# [STATED PROBLEM]
Write out, precisely and in full, each line of the material.

# [Excerpts from a figure dataset]
╔══

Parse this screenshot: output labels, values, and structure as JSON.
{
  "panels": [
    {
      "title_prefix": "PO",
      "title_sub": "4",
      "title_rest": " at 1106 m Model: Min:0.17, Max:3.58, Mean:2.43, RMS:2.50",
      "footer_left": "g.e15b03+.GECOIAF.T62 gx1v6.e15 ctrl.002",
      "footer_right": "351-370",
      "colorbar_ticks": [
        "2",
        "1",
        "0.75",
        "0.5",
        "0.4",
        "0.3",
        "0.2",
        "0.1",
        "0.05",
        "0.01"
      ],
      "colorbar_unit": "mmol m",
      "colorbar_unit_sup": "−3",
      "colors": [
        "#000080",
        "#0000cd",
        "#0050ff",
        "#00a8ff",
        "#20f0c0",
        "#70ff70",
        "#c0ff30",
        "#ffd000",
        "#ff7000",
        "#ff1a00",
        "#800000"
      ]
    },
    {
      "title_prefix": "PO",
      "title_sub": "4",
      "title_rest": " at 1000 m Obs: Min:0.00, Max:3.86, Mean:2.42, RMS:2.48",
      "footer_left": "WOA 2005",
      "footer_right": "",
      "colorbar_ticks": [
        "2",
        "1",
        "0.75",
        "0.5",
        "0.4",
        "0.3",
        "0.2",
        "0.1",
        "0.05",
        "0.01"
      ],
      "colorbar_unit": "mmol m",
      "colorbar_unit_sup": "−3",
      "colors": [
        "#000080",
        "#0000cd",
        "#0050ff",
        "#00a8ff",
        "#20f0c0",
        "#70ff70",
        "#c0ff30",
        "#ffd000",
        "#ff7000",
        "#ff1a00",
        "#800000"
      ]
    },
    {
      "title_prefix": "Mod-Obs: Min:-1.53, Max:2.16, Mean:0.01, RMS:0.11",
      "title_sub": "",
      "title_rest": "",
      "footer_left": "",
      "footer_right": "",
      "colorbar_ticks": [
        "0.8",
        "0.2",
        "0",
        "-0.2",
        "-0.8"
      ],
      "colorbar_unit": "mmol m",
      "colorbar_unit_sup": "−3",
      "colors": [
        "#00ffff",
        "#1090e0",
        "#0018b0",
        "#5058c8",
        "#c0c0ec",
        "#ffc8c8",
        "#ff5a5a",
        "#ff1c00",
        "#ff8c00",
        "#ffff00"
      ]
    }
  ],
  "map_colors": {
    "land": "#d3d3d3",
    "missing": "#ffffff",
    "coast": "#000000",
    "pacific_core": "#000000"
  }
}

╚══

# [SOLUTION FOR THIS TASK]
Parse this screenshot: output labels, values, and structure as JSON.
{
  "panels": [
    {
      "title_prefix": "PO",
      "title_sub": "4",
      "title_rest": " at 1106 m Model: Min:0.17, Max:3.58, Mean:2.43, RMS:2.50",
      "footer_left": "g.e15b03+.GECOIAF.T62 gx1v6.e15 ctrl.002",
      "footer_right": "351-370",
      "colorbar_ticks": [
        "2",
        "1",
        "0.75",
        "0.5",
        "0.4",
        "0.3",
        "0.2",
        "0.1",
        "0.05",
        "0.01"
      ],
      "colorbar_unit": "mmol m",
      "colorbar_unit_sup": "−3",
      "colors": [
        "#000080",
        "#0000cd",
        "#0050ff",
        "#00a8ff",
        "#20f0c0",
        "#70ff70",
        "#c0ff30",
        "#ffd000",
        "#ff7000",
        "#ff1a00",
        "#800000"
      ]
    },
    {
      "title_prefix": "PO",
      "title_sub": "4",
      "title_rest": " at 1000 m Obs: Min:0.00, Max:3.86, Mean:2.42, RMS:2.48",
      "footer_left": "WOA 2005",
      "footer_right": "",
      "colorbar_ticks": [
        "2",
        "1",
        "0.75",
        "0.5",
        "0.4",
        "0.3",
        "0.2",
        "0.1",
        "0.05",
        "0.01"
      ],
      "colorbar_unit": "mmol m",
      "colorbar_unit_sup": "−3",
      "colors": [
        "#000080",
        "#0000cd",
        "#0050ff",
        "#00a8ff",
        "#20f0c0",
        "#70ff70",
        "#c0ff30",
        "#ffd000",
        "#ff7000",
        "#ff1a00",
        "#800000"
      ]
    },
    {
      "title_prefix": "Mod-Obs: Min:-1.53, Max:2.16, Mean:0.01, RMS:0.11",
      "title_sub": "",
      "title_rest": "",
      "footer_left": "",
      "footer_right": "",
      "colorbar_ticks": [
        "0.8",
        "0.2",
        "0",
        "-0.2",
        "-0.8"
      ],
      "colorbar_unit": "mmol m",
      "colorbar_unit_sup": "−3",
      "colors": [
        "#00ffff",
        "#1090e0",
        "#0018b0",
        "#5058c8",
        "#c0c0ec",
        "#ffc8c8",
        "#ff5a5a",
        "#ff1c00",
        "#ff8c00",
        "#ffff00"
      ]
    }
  ],
  "map_colors": {
    "land": "#d3d3d3",
    "missing": "#ffffff",
    "coast": "#000000",
    "pacific_core": "#000000"
  }
}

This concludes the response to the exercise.